## Document section

Schema Management

coodie provides a multi-tier approach to schema management, from automatic table syncing during development to versioned migration files for production deployments.

Tier 1 — Automatic sync_table() (Phase A)

Every Document class has a sync_table() class method that idempotently creates or updates the table to match the model definition.

Basic Usage

from coodie.aio import Document, init_coodie
from coodie.fields import PrimaryKey, Indexed
from typing import Annotated
from uuid import UUID, uuid4
from pydantic import Field

class Product(Document):
    id: Annotated[UUID, PrimaryKey()] = Field(default_factory=uuid4)
    name: str
    brand: Annotated[str, Indexed()] = "Unknown"
    price: float = 0.0

    class Settings:
        name = "products"
        keyspace = "catalog"

# At application startup:
await init_coodie(hosts=["127.0.0.1"], keyspace="catalog")
await Product.sync_table()

sync_table() performs the following operations:

Operation

Description

CREATE TABLE IF NOT EXISTS

Creates the table with full primary key and options

ALTER TABLE ADD

Adds columns present in the model but missing in the DB

Schema drift warning

Logs a warning when DB has columns not in the model

ALTER TABLE WITH

Updates table options (TTL, compaction, etc.) when changed

CREATE INDEX IF NOT EXISTS

Creates secondary indexes for Indexed() columns

DROP INDEX IF EXISTS

Drops stale indexes (opt-in via flag)

Return Value

sync_table() returns a list of CQL statements that were executed:

planned = await Product.sync_table()

## Given data
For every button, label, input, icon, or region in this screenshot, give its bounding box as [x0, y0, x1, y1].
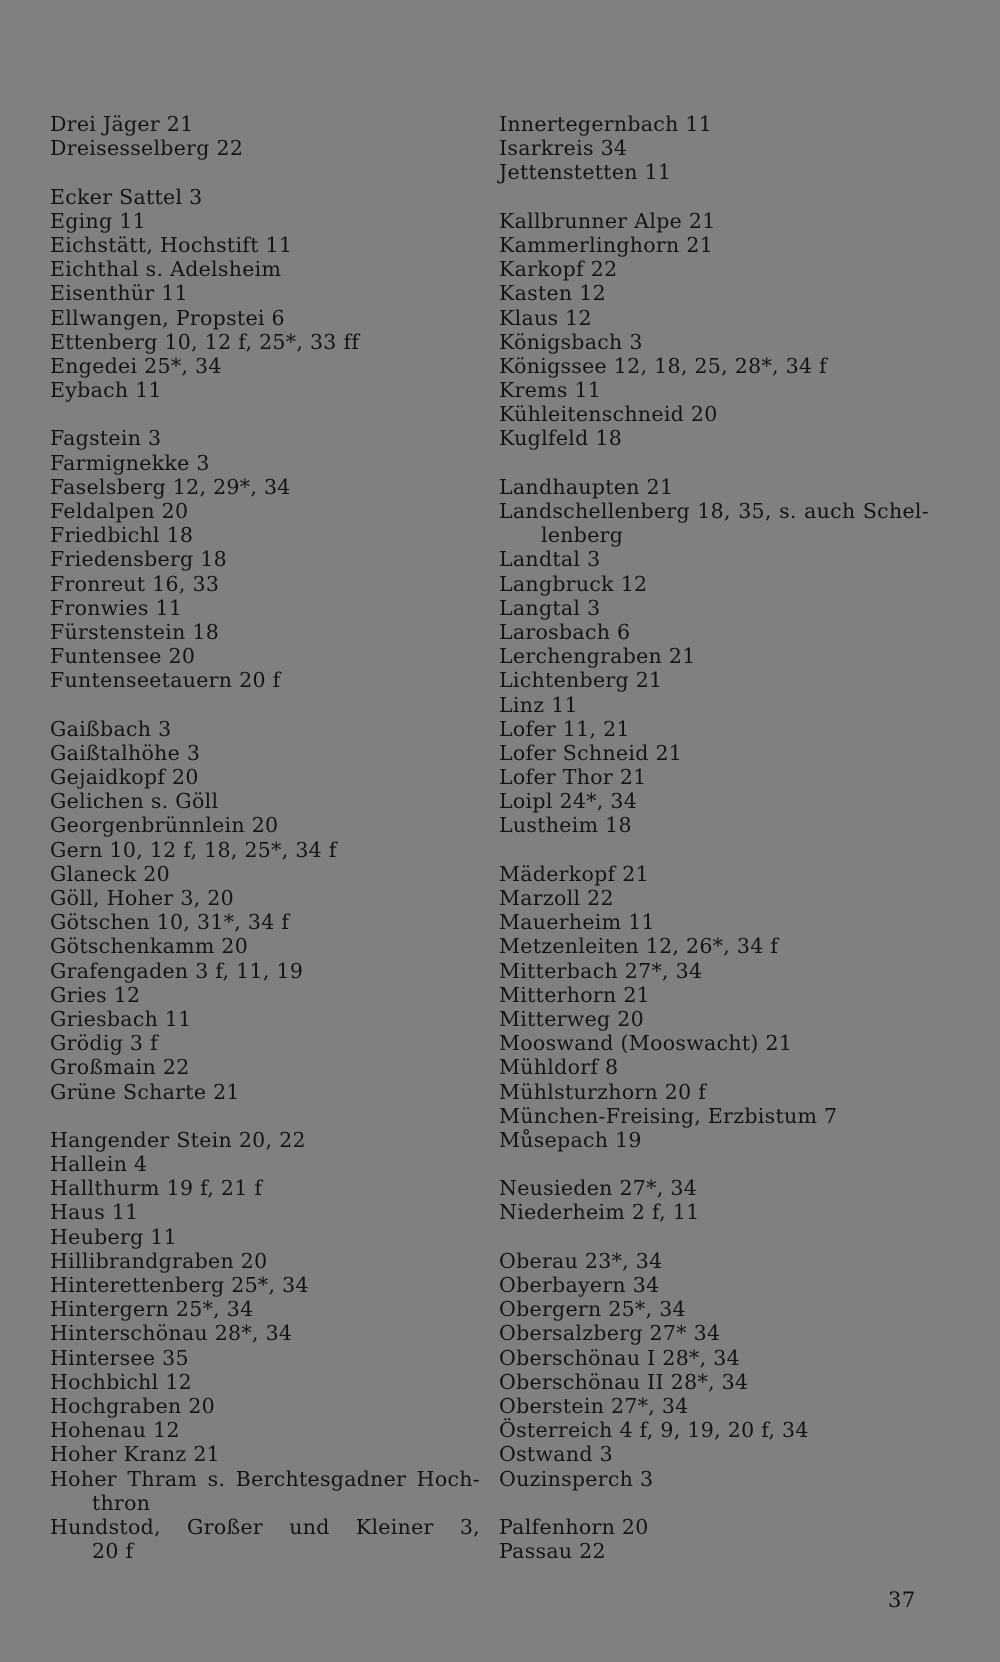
index-entry: Mitterweg 20: [499, 1006, 644, 1031]
section-gap: [50, 402, 480, 426]
page-number: 37: [888, 1588, 916, 1612]
index-entry: Hintergern 25*, 34: [50, 1297, 254, 1322]
section-gap: [50, 1104, 480, 1128]
index-entry: Oberschönau II 28*, 34: [499, 1369, 749, 1394]
section-gap: [499, 1491, 929, 1515]
index-entry: Eisenthür 11: [50, 281, 189, 306]
index-entry: Linz 11: [499, 692, 578, 717]
index-entry: Obersalzberg 27* 34: [499, 1321, 721, 1346]
index-entry: Loipl 24*, 34: [499, 789, 638, 814]
index-entry: Neusieden 27*, 34: [499, 1176, 698, 1201]
index-entry: Farmignekke 3: [50, 450, 210, 475]
index-entry: Lofer Schneid 21: [499, 740, 683, 765]
index-entry: Fronreut 16, 33: [50, 571, 220, 596]
index-entry: Kuglfeld 18: [499, 426, 623, 451]
index-entry: Eichthal s. Adelsheim: [50, 257, 282, 282]
index-entry: Kammerlinghorn 21: [499, 232, 714, 257]
index-entry: Hallthurm 19 f, 21 f: [50, 1176, 263, 1201]
index-entry: Passau 22: [499, 1539, 606, 1564]
index-entry: Fagstein 3: [50, 426, 162, 451]
index-entry: Lofer 11, 21: [499, 716, 630, 741]
index-entry: Hangender Stein 20, 22: [50, 1127, 306, 1152]
index-entry: Fronwies 11: [50, 595, 183, 620]
index-entry: Hinterschönau 28*, 34: [50, 1321, 293, 1346]
index-entry: Göll, Hoher 3, 20: [50, 886, 234, 910]
index-entry: Hohenau 12: [50, 1418, 180, 1443]
index-entry: Grafengaden 3 f, 11, 19: [50, 958, 304, 983]
index-entry-continuation: 20 f: [92, 1539, 134, 1564]
index-entry: Lofer Thor 21: [499, 765, 647, 790]
index-entry: Ettenberg 10, 12 f, 25*, 33 ff: [50, 329, 360, 354]
index-entry: Kasten 12: [499, 281, 606, 306]
index-entry: Götschenkamm 20: [50, 934, 249, 959]
index-entry: Götschen 10, 31*, 34 f: [50, 910, 290, 935]
index-entry: Grödig 3 f: [50, 1031, 158, 1056]
index-entry: Haus 11: [50, 1200, 139, 1225]
index-entry: Gaißbach 3: [50, 716, 172, 741]
index-entry: Gaißtalhöhe 3: [50, 740, 201, 765]
index-entry: Krems 11: [499, 378, 602, 403]
index-entry: Langbruck 12: [499, 571, 648, 596]
index-entry: Larosbach 6: [499, 619, 631, 644]
index-entry: Metzenleiten 12, 26*, 34 f: [499, 934, 779, 959]
section-gap: [50, 160, 480, 184]
index-entry: Heuberg 11: [50, 1224, 177, 1249]
index-entry: Hintersee 35: [50, 1345, 189, 1370]
index-entry: Landtal 3: [499, 547, 601, 572]
index-entry: Funtensee 20: [50, 644, 196, 669]
index-entry: Eichstätt, Hochstift 11: [50, 232, 293, 257]
index-entry: Fürstenstein 18: [50, 619, 220, 644]
index-entry: Drei Jäger 21: [50, 112, 194, 136]
index-entry: Isarkreis 34: [499, 136, 628, 161]
index-entry: Kallbrunner Alpe 21: [499, 208, 716, 233]
index-entry: Mühldorf 8: [499, 1055, 619, 1080]
section-gap: [499, 1225, 929, 1249]
index-entry: Faselsberg 12, 29*, 34: [50, 474, 291, 499]
index-entry: Innertegernbach 11: [499, 112, 713, 136]
index-entry: Griesbach 11: [50, 1006, 192, 1031]
index-entry: Klaus 12: [499, 305, 592, 330]
index-entry: Friedensberg 18: [50, 547, 227, 572]
index-entry: Ouzinsperch 3: [499, 1466, 654, 1491]
index-entry: Hoher Thram s. Berchtesgadner Hoch-: [50, 1466, 480, 1491]
section-gap: [499, 838, 929, 862]
section-gap: [50, 693, 480, 717]
index-entry: Lustheim 18: [499, 813, 632, 838]
index-entry: Hinterettenberg 25*, 34: [50, 1273, 309, 1297]
index-entry: Kühleitenschneid 20: [499, 402, 718, 427]
index-entry: Ellwangen, Propstei 6: [50, 305, 285, 330]
index-entry: Eybach 11: [50, 378, 162, 403]
index-column-right: [499, 112, 929, 1563]
index-entry: Mooswand (Mooswacht) 21: [499, 1031, 793, 1056]
index-entry: Königsbach 3: [499, 329, 643, 354]
index-entry: Mäderkopf 21: [499, 861, 649, 886]
index-entry: Ostwand 3: [499, 1442, 613, 1467]
index-entry: Landhaupten 21: [499, 474, 674, 499]
index-entry: Oberau 23*, 34: [499, 1248, 663, 1273]
index-entry: Mühlsturzhorn 20 f: [499, 1079, 707, 1104]
index-entry: Mauerheim 11: [499, 910, 655, 935]
index-entry: Lerchengraben 21: [499, 644, 696, 669]
index-entry: Großmain 22: [50, 1055, 190, 1080]
index-entry: Hillibrandgraben 20: [50, 1248, 268, 1273]
index-entry: Mitterbach 27*, 34: [499, 958, 703, 983]
index-entry: Můsepach 19: [499, 1127, 642, 1152]
index-entry: Mitterhorn 21: [499, 982, 651, 1007]
index-entry-continuation: lenberg: [541, 523, 624, 548]
index-entry: Königssee 12, 18, 25, 28*, 34 f: [499, 353, 828, 378]
section-gap: [499, 451, 929, 475]
index-entry: Hallein 4: [50, 1152, 148, 1177]
index-entry: Hoher Kranz 21: [50, 1442, 221, 1467]
index-entry: Hochgraben 20: [50, 1393, 216, 1418]
index-entry: Palfenhorn 20: [499, 1514, 649, 1539]
index-entry: Gelichen s. Göll: [50, 789, 219, 814]
index-entry: Hochbichl 12: [50, 1369, 193, 1394]
index-entry: Eging 11: [50, 208, 146, 233]
index-entry: Gern 10, 12 f, 18, 25*, 34 f: [50, 837, 337, 862]
section-gap: [499, 1152, 929, 1176]
index-entry: Oberschönau I 28*, 34: [499, 1345, 740, 1370]
section-gap: [499, 185, 929, 209]
index-entry: Feldalpen 20: [50, 499, 189, 523]
index-entry: Glaneck 20: [50, 861, 170, 886]
index-entry: Gries 12: [50, 982, 141, 1007]
index-entry: Georgenbrünnlein 20: [50, 813, 279, 838]
index-entry: Engedei 25*, 34: [50, 353, 222, 378]
index-entry: Obergern 25*, 34: [499, 1297, 686, 1322]
index-entry: Niederheim 2 f, 11: [499, 1200, 700, 1225]
index-entry: Dreisesselberg 22: [50, 136, 244, 161]
index-entry: Gejaidkopf 20: [50, 765, 199, 790]
index-entry-continuation: thron: [92, 1490, 151, 1515]
index-entry: Oberbayern 34: [499, 1273, 660, 1297]
index-entry: Jettenstetten 11: [499, 160, 672, 185]
index-entry: Oberstein 27*, 34: [499, 1393, 689, 1418]
index-entry: Landschellenberg 18, 35, s. auch Schel-: [499, 499, 929, 523]
index-entry: Langtal 3: [499, 595, 601, 620]
index-entry: Österreich 4 f, 9, 19, 20 f, 34: [499, 1418, 809, 1443]
index-entry: München-Freising, Erzbistum 7: [499, 1103, 838, 1128]
index-entry: Karkopf 22: [499, 257, 618, 282]
index-entry: Funtenseetauern 20 f: [50, 668, 281, 693]
index-entry: Ecker Sattel 3: [50, 184, 203, 209]
index-entry: Marzoll 22: [499, 886, 614, 910]
index-entry: Friedbichl 18: [50, 523, 194, 548]
index-entry: Hundstod, Großer und Kleiner 3,: [50, 1514, 480, 1539]
index-entry: Grüne Scharte 21: [50, 1079, 240, 1104]
index-column-left: [50, 112, 480, 1563]
index-entry: Lichtenberg 21: [499, 668, 663, 693]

## Exercise brief
Please revise the schema management page from the words "coodie provides a" through "for production deployments.", replacing "multi-tier" with "layered". The items stand apart from the schema management page and are separate material.

## Solution for this task
coodie provides a layered approach to schema management, from automatic table syncing during development to versioned migration files for production deployments.